▶ [Dataset records]
::::::::::

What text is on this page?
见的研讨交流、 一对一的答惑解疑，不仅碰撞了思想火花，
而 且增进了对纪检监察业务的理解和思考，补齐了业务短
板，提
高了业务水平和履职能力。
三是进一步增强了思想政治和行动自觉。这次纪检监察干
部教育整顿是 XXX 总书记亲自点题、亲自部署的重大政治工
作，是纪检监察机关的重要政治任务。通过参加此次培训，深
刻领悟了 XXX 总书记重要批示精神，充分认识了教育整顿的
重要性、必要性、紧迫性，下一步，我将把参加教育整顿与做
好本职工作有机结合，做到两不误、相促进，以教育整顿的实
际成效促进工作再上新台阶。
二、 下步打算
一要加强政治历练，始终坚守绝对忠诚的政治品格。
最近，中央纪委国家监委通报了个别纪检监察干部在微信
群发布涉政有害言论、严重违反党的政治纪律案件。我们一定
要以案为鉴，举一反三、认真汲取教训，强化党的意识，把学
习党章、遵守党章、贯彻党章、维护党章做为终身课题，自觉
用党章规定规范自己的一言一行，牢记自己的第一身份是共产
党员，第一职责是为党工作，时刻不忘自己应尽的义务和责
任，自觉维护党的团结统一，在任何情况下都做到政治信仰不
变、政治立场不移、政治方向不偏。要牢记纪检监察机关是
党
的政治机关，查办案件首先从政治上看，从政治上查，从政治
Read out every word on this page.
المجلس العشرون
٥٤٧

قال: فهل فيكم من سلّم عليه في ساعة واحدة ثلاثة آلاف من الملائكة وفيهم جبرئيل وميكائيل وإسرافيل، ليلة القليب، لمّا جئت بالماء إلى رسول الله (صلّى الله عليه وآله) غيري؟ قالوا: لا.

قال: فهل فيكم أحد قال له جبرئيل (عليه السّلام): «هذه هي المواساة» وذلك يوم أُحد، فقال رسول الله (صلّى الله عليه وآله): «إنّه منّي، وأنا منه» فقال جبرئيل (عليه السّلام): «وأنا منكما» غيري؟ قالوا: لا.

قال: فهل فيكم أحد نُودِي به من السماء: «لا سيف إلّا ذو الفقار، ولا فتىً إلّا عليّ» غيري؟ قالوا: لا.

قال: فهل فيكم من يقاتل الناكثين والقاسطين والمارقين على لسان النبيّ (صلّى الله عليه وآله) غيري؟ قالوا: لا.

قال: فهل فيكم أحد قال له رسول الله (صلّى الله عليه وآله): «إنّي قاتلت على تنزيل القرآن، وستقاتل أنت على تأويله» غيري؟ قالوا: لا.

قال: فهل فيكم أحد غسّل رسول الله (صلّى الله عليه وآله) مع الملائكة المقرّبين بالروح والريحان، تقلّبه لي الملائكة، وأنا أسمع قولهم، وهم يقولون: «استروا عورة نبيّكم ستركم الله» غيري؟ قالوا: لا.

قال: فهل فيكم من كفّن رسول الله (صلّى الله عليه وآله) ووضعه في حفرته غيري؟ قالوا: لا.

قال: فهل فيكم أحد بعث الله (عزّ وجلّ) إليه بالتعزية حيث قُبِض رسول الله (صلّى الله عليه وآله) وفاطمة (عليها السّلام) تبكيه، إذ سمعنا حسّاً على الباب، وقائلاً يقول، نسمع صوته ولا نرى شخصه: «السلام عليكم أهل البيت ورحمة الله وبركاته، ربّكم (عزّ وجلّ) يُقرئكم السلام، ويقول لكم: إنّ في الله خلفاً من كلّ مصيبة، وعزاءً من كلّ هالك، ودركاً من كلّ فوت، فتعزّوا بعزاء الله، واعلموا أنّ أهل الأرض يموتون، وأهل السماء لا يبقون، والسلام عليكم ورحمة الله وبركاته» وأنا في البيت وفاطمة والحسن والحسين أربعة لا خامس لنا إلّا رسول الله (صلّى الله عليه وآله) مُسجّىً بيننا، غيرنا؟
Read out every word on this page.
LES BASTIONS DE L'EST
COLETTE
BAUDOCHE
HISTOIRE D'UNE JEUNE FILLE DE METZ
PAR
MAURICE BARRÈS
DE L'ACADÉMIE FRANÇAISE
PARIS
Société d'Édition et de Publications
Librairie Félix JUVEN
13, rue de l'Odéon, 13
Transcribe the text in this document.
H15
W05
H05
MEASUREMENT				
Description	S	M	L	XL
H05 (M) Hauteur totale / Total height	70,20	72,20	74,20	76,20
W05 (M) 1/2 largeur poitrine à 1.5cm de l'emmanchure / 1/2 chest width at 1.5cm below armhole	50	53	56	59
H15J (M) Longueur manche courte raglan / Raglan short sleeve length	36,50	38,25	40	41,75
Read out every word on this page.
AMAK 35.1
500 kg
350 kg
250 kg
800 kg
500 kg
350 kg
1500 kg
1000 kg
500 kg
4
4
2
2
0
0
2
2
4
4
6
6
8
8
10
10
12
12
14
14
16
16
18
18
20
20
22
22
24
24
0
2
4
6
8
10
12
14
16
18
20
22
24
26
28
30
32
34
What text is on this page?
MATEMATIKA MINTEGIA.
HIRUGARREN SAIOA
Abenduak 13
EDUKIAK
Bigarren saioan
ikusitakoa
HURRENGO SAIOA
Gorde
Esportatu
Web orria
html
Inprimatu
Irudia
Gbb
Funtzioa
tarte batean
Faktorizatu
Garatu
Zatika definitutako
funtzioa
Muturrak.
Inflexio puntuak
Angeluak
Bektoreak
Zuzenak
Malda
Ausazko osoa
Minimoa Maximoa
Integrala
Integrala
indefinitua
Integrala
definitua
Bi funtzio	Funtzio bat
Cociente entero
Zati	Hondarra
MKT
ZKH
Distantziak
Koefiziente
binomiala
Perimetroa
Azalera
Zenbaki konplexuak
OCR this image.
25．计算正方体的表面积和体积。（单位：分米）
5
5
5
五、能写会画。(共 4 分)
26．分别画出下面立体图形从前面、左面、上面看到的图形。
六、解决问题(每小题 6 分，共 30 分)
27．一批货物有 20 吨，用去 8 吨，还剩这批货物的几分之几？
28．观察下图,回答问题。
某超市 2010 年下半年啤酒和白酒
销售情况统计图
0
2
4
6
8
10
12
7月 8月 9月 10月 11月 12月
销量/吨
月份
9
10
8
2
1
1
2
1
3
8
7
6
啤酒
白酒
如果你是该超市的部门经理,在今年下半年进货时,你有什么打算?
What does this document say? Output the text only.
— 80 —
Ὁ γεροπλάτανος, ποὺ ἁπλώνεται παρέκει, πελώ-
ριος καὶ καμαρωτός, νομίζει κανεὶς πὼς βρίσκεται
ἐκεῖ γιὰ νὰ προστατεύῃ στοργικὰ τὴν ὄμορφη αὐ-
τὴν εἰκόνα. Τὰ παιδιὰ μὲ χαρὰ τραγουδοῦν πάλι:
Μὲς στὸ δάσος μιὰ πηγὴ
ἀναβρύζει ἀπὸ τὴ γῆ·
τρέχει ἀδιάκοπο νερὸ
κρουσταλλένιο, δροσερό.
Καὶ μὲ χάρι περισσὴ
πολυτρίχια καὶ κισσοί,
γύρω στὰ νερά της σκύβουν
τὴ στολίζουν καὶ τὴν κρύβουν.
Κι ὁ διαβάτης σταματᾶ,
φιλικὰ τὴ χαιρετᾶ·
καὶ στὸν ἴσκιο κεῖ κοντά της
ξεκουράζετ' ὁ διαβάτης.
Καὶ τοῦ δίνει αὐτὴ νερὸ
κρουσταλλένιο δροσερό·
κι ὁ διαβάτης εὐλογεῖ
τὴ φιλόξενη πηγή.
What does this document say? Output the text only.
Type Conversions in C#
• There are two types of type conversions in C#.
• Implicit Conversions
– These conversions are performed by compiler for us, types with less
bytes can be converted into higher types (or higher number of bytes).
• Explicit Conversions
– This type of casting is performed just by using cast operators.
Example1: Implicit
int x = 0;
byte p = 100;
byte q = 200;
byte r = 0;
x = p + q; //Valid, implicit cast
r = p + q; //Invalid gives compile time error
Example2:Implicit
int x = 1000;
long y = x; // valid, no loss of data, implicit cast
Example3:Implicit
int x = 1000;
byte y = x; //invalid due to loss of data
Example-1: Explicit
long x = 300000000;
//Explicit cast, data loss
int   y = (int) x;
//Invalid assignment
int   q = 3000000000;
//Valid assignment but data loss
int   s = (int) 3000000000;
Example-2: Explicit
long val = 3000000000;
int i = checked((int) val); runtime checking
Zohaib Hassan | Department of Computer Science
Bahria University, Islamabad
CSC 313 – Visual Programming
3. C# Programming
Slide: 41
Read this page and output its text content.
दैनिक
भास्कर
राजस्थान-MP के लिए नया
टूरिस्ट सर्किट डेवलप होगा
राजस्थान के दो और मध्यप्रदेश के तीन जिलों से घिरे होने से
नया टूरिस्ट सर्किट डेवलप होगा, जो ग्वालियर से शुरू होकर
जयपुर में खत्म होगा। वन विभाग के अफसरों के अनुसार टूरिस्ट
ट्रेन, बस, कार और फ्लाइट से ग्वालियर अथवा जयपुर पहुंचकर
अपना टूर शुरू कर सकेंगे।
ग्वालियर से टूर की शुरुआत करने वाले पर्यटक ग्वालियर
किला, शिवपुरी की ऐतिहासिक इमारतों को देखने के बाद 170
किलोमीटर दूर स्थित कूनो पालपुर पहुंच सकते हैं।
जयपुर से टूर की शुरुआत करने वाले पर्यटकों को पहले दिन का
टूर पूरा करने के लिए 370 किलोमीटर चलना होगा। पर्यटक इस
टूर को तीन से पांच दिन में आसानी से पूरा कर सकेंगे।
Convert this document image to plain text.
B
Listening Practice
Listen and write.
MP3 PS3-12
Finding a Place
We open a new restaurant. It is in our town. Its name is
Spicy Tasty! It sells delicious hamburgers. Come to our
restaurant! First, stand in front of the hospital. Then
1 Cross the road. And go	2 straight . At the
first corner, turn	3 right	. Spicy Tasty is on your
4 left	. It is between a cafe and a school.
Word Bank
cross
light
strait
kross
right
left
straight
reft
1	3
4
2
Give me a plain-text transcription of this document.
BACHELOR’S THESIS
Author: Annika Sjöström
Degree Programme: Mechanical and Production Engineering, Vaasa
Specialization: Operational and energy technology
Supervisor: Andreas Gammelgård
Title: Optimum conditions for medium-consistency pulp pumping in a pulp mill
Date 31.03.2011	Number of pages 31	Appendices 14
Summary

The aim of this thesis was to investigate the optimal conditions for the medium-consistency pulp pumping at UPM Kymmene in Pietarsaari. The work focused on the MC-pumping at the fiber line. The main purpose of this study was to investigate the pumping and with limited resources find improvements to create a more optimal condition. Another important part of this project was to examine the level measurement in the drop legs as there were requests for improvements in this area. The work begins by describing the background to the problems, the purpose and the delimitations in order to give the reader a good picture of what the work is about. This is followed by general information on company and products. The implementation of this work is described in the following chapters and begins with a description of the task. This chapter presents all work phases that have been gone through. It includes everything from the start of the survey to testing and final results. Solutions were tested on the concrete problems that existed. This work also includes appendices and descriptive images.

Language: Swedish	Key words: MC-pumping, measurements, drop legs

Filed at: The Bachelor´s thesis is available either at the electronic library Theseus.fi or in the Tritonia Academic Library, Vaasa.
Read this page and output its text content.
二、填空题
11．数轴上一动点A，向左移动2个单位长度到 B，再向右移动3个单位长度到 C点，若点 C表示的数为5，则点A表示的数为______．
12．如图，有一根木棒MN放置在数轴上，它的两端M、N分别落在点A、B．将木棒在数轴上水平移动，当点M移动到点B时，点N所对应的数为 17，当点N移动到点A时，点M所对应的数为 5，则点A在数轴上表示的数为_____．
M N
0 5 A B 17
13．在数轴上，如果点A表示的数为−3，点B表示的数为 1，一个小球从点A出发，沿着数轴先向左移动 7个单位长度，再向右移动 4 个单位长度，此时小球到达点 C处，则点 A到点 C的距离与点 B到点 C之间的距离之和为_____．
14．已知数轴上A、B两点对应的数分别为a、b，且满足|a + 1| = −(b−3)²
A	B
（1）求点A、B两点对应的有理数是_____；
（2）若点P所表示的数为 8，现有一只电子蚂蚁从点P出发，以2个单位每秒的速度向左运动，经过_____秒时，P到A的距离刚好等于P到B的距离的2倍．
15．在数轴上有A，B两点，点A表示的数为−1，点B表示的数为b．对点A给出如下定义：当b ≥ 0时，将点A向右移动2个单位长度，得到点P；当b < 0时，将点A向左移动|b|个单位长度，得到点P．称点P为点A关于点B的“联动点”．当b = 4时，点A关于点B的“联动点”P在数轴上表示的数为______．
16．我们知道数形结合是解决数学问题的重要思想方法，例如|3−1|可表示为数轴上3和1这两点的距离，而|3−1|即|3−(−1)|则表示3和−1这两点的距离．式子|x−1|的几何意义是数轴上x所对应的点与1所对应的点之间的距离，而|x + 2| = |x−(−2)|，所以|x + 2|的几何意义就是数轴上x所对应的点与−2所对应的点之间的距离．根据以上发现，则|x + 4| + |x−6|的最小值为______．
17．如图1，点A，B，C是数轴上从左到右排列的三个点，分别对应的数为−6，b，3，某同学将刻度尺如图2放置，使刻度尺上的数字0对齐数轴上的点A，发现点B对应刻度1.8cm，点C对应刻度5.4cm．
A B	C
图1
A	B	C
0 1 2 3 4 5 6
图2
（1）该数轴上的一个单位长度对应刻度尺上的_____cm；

::::::::::

▶ [Problem details] Select every line where the word "Tasty" occurs.

▶ [Output for this task]
Spicy Tasty! It sells delicious hamburgers. Come to our
first corner, turn	3 right	. Spicy Tasty is on your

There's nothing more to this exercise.